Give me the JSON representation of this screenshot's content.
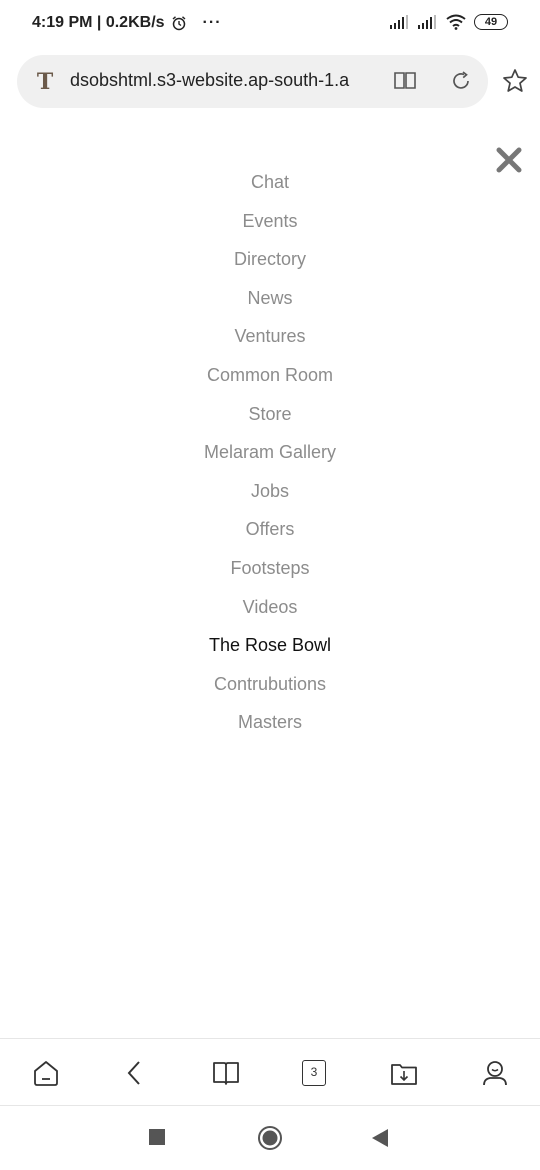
{
  "status_bar": {
    "time_speed": "4:19 PM | 0.2KB/s",
    "dots": "···",
    "battery": "49"
  },
  "browser": {
    "url": "dsobshtml.s3-website.ap-south-1.a",
    "site_icon_letter": "T"
  },
  "menu": {
    "items": [
      {
        "label": "Chat"
      },
      {
        "label": "Events"
      },
      {
        "label": "Directory"
      },
      {
        "label": "News"
      },
      {
        "label": "Ventures"
      },
      {
        "label": "Common Room"
      },
      {
        "label": "Store"
      },
      {
        "label": "Melaram Gallery"
      },
      {
        "label": "Jobs"
      },
      {
        "label": "Offers"
      },
      {
        "label": "Footsteps"
      },
      {
        "label": "Videos"
      },
      {
        "label": "The Rose Bowl"
      },
      {
        "label": "Contrubutions"
      },
      {
        "label": "Masters"
      }
    ],
    "active_index": 12
  },
  "bottom_nav": {
    "tab_count": "3"
  },
  "colors": {
    "menu_inactive": "#8c8c8c",
    "menu_active": "#111111",
    "url_bar_bg": "#f0f0f0"
  }
}
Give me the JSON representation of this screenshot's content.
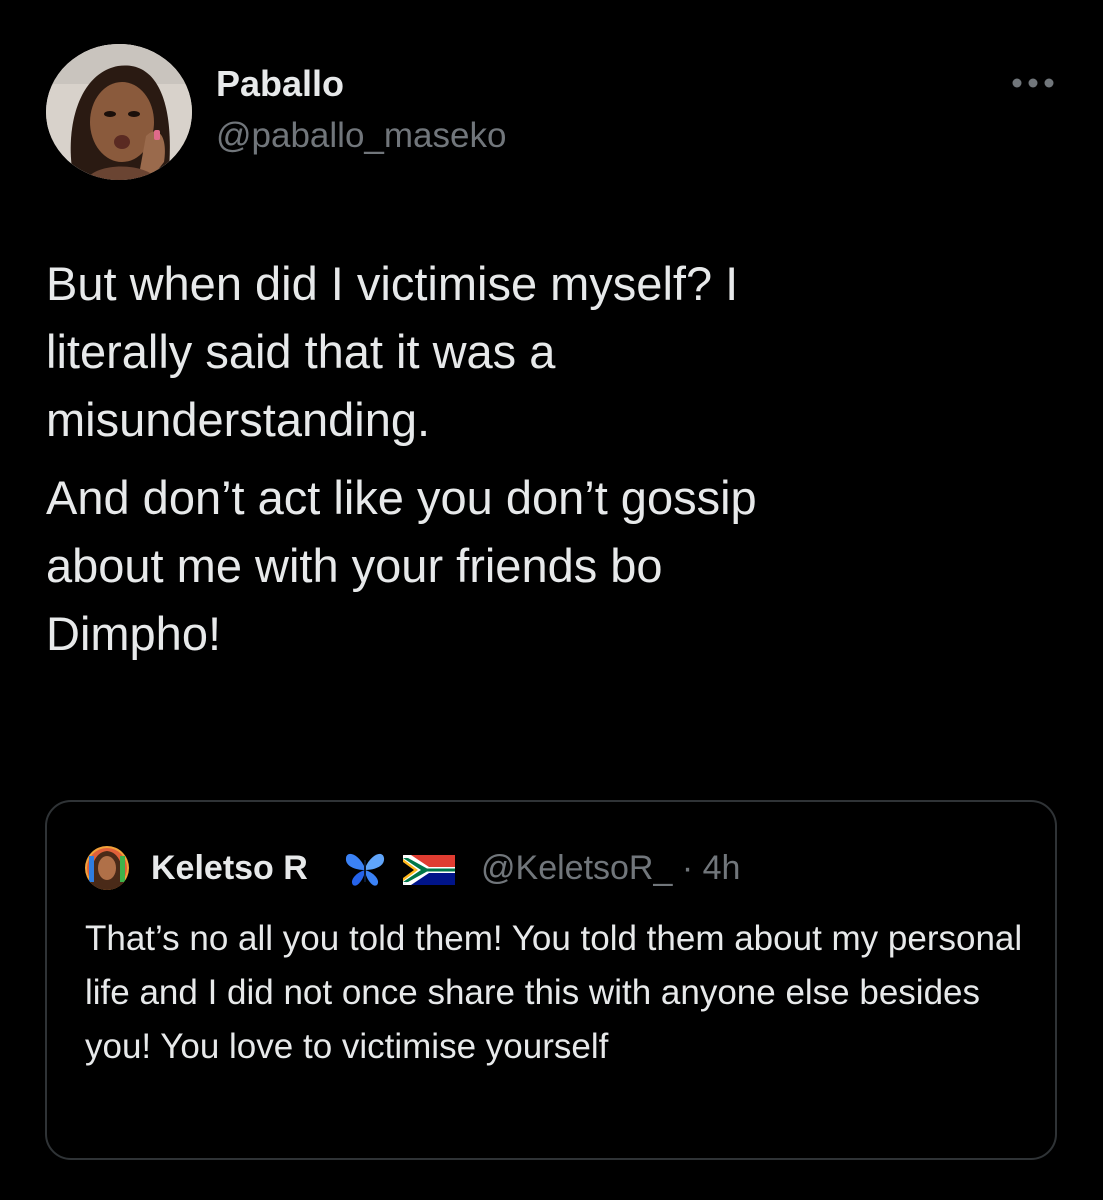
{
  "tweet": {
    "display_name": "Paballo",
    "handle": "@paballo_maseko",
    "more_label": "•••",
    "paragraphs": [
      "But when did I victimise myself? I\nliterally said that it was a\nmisunderstanding.",
      "And don’t act like you don’t gossip\nabout me with your friends bo\nDimpho!"
    ]
  },
  "quoted_tweet": {
    "display_name": "Keletso R",
    "handle_time": "@KeletsoR_ · 4h",
    "badge_icons": [
      "butterfly-icon",
      "south-africa-flag-icon"
    ],
    "text": "That’s no all you told them! You told them about my personal life and I did not once share this with anyone else besides you! You love to victimise yourself"
  },
  "colors": {
    "background": "#000000",
    "primary_text": "#e7e9ea",
    "secondary_text": "#71767b",
    "border": "#2f3336",
    "butterfly": "#3b82f6"
  }
}
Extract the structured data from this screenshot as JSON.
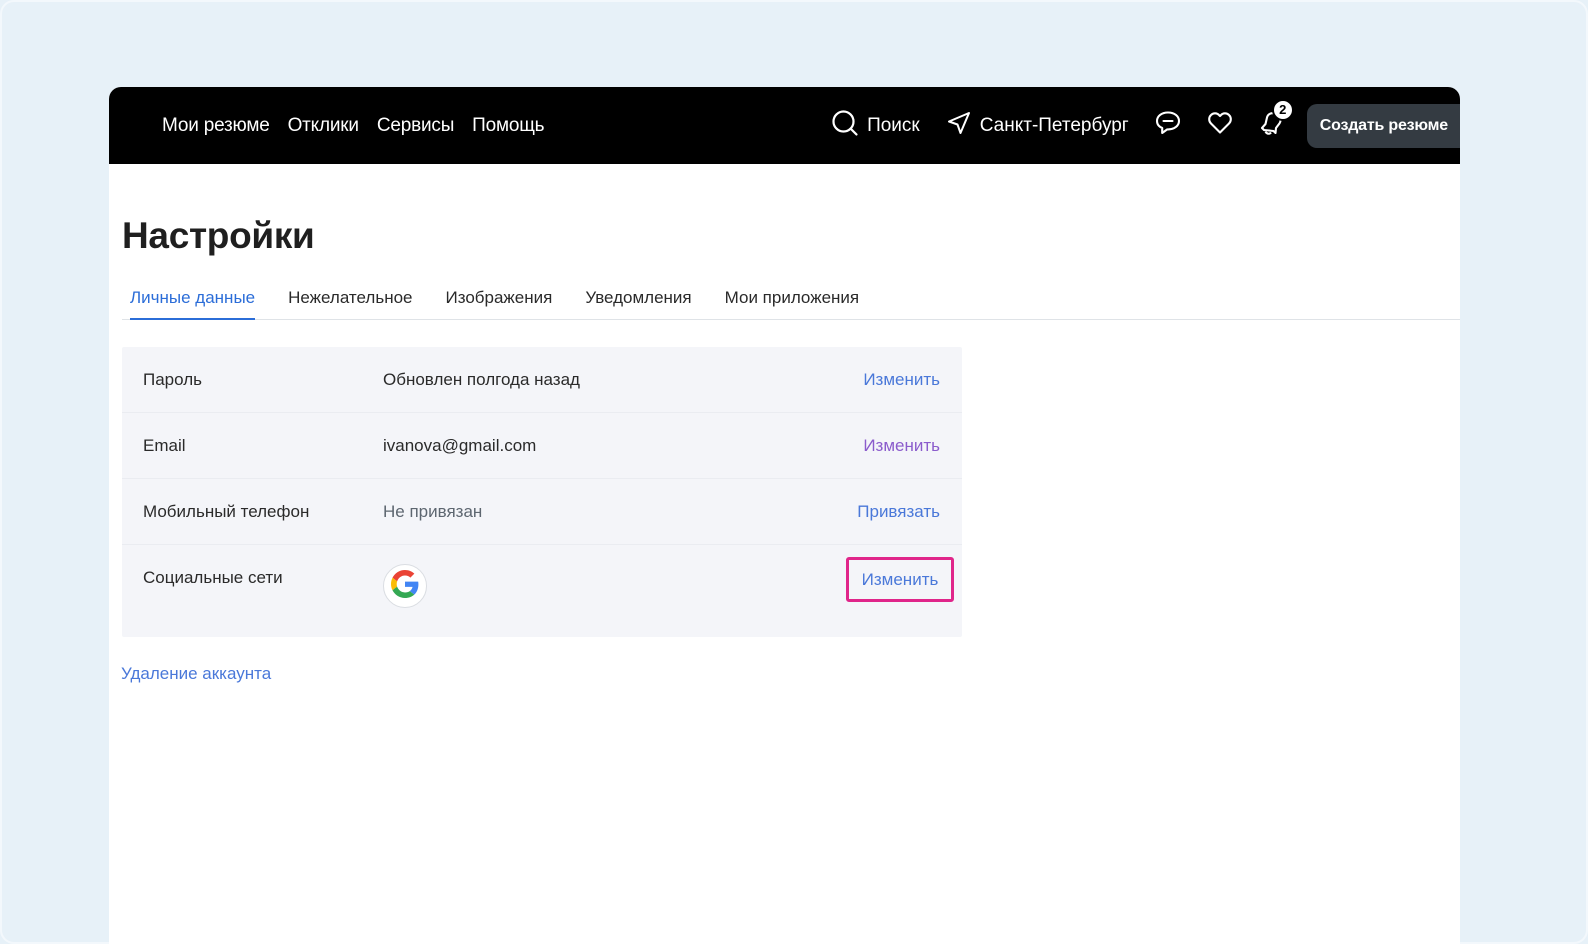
{
  "nav": {
    "left_items": [
      "Мои резюме",
      "Отклики",
      "Сервисы",
      "Помощь"
    ],
    "search_label": "Поиск",
    "city_label": "Санкт-Петербург",
    "notifications_count": "2",
    "create_resume_label": "Создать резюме"
  },
  "page": {
    "title": "Настройки"
  },
  "tabs": [
    {
      "label": "Личные данные",
      "active": true
    },
    {
      "label": "Нежелательное",
      "active": false
    },
    {
      "label": "Изображения",
      "active": false
    },
    {
      "label": "Уведомления",
      "active": false
    },
    {
      "label": "Мои приложения",
      "active": false
    }
  ],
  "settings": {
    "password": {
      "label": "Пароль",
      "value": "Обновлен полгода назад",
      "action": "Изменить"
    },
    "email": {
      "label": "Email",
      "value": "ivanova@gmail.com",
      "action": "Изменить"
    },
    "phone": {
      "label": "Мобильный телефон",
      "value": "Не привязан",
      "action": "Привязать"
    },
    "social": {
      "label": "Социальные сети",
      "provider_icon": "google-icon",
      "action": "Изменить"
    }
  },
  "delete_account_label": "Удаление аккаунта",
  "colors": {
    "accent": "#2b6dd8",
    "link": "#4a78d9",
    "highlight": "#e0258a",
    "topbar": "#000000"
  }
}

SHORT EXERCISE: Print the full listing exactly, dropping the pictures.

SOLUTION TO THIS PROBLEM:
Give me the JSON representation of this screenshot's content.
{
  "status_bar": {
    "time_speed": "4:19 PM | 0.2KB/s",
    "dots": "···",
    "battery": "49"
  },
  "browser": {
    "url": "dsobshtml.s3-website.ap-south-1.a",
    "site_icon_letter": "T"
  },
  "menu": {
    "items": [
      {
        "label": "Chat"
      },
      {
        "label": "Events"
      },
      {
        "label": "Directory"
      },
      {
        "label": "News"
      },
      {
        "label": "Ventures"
      },
      {
        "label": "Common Room"
      },
      {
        "label": "Store"
      },
      {
        "label": "Melaram Gallery"
      },
      {
        "label": "Jobs"
      },
      {
        "label": "Offers"
      },
      {
        "label": "Footsteps"
      },
      {
        "label": "Videos"
      },
      {
        "label": "The Rose Bowl"
      },
      {
        "label": "Contrubutions"
      },
      {
        "label": "Masters"
      }
    ],
    "active_index": 12
  },
  "bottom_nav": {
    "tab_count": "3"
  },
  "colors": {
    "menu_inactive": "#8c8c8c",
    "menu_active": "#111111",
    "url_bar_bg": "#f0f0f0"
  }
}
Give me the JSON representation of this screenshot's content.
{
  "tweet": {
    "display_name": "Paballo",
    "handle": "@paballo_maseko",
    "more_label": "•••",
    "paragraphs": [
      "But when did I victimise myself? I\nliterally said that it was a\nmisunderstanding.",
      "And don’t act like you don’t gossip\nabout me with your friends bo\nDimpho!"
    ]
  },
  "quoted_tweet": {
    "display_name": "Keletso R",
    "handle_time": "@KeletsoR_ · 4h",
    "badge_icons": [
      "butterfly-icon",
      "south-africa-flag-icon"
    ],
    "text": "That’s no all you told them! You told them about my personal life and I did not once share this with anyone else besides you! You love to victimise yourself"
  },
  "colors": {
    "background": "#000000",
    "primary_text": "#e7e9ea",
    "secondary_text": "#71767b",
    "border": "#2f3336",
    "butterfly": "#3b82f6"
  }
}
Extract the structured data from this screenshot as JSON.
{
  "nav": {
    "left_items": [
      "Мои резюме",
      "Отклики",
      "Сервисы",
      "Помощь"
    ],
    "search_label": "Поиск",
    "city_label": "Санкт-Петербург",
    "notifications_count": "2",
    "create_resume_label": "Создать резюме"
  },
  "page": {
    "title": "Настройки"
  },
  "tabs": [
    {
      "label": "Личные данные",
      "active": true
    },
    {
      "label": "Нежелательное",
      "active": false
    },
    {
      "label": "Изображения",
      "active": false
    },
    {
      "label": "Уведомления",
      "active": false
    },
    {
      "label": "Мои приложения",
      "active": false
    }
  ],
  "settings": {
    "password": {
      "label": "Пароль",
      "value": "Обновлен полгода назад",
      "action": "Изменить"
    },
    "email": {
      "label": "Email",
      "value": "ivanova@gmail.com",
      "action": "Изменить"
    },
    "phone": {
      "label": "Мобильный телефон",
      "value": "Не привязан",
      "action": "Привязать"
    },
    "social": {
      "label": "Социальные сети",
      "provider_icon": "google-icon",
      "action": "Изменить"
    }
  },
  "delete_account_label": "Удаление аккаунта",
  "colors": {
    "accent": "#2b6dd8",
    "link": "#4a78d9",
    "highlight": "#e0258a",
    "topbar": "#000000"
  }
}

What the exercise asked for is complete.